* DATA IN THIS EXERCISE:
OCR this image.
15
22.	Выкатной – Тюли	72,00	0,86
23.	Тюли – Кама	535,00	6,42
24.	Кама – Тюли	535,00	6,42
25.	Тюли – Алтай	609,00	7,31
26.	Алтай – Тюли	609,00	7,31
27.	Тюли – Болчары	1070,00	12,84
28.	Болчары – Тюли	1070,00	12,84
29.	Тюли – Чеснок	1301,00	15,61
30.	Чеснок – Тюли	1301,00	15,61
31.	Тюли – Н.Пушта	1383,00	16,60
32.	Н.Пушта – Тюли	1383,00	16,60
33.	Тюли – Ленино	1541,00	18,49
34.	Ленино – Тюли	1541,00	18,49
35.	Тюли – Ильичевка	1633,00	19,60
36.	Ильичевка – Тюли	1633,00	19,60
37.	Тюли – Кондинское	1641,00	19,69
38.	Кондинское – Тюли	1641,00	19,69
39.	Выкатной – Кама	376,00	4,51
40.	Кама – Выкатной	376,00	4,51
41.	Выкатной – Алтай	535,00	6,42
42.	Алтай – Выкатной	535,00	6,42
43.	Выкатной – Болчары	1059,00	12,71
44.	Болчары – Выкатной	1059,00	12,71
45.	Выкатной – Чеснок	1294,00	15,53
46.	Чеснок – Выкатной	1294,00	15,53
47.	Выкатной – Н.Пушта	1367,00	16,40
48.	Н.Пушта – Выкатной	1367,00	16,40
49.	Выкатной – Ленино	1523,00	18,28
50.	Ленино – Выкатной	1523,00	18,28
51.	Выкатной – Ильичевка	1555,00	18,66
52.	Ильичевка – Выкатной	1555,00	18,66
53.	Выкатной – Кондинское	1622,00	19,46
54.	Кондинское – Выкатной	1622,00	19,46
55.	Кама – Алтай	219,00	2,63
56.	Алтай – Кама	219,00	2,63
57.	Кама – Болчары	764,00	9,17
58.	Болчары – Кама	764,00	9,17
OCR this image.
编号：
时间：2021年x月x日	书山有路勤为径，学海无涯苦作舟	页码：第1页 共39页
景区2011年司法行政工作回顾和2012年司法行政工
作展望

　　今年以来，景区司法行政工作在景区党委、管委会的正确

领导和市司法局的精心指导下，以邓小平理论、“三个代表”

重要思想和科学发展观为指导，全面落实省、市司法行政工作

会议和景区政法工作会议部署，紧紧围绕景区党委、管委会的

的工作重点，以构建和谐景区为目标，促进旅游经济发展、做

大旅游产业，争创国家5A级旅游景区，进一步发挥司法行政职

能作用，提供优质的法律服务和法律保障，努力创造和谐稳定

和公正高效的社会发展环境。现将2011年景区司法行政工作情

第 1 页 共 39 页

* WRITTEN EXERCISE: Where a line of the material above holds the string "Кама", copy that line.

* FINISHED ANSWER:
23.	Тюли – Кама	535,00	6,42
24.	Кама – Тюли	535,00	6,42
39.	Выкатной – Кама	376,00	4,51
40.	Кама – Выкатной	376,00	4,51
55.	Кама – Алтай	219,00	2,63
56.	Алтай – Кама	219,00	2,63
57.	Кама – Болчары	764,00	9,17
58.	Болчары – Кама	764,00	9,17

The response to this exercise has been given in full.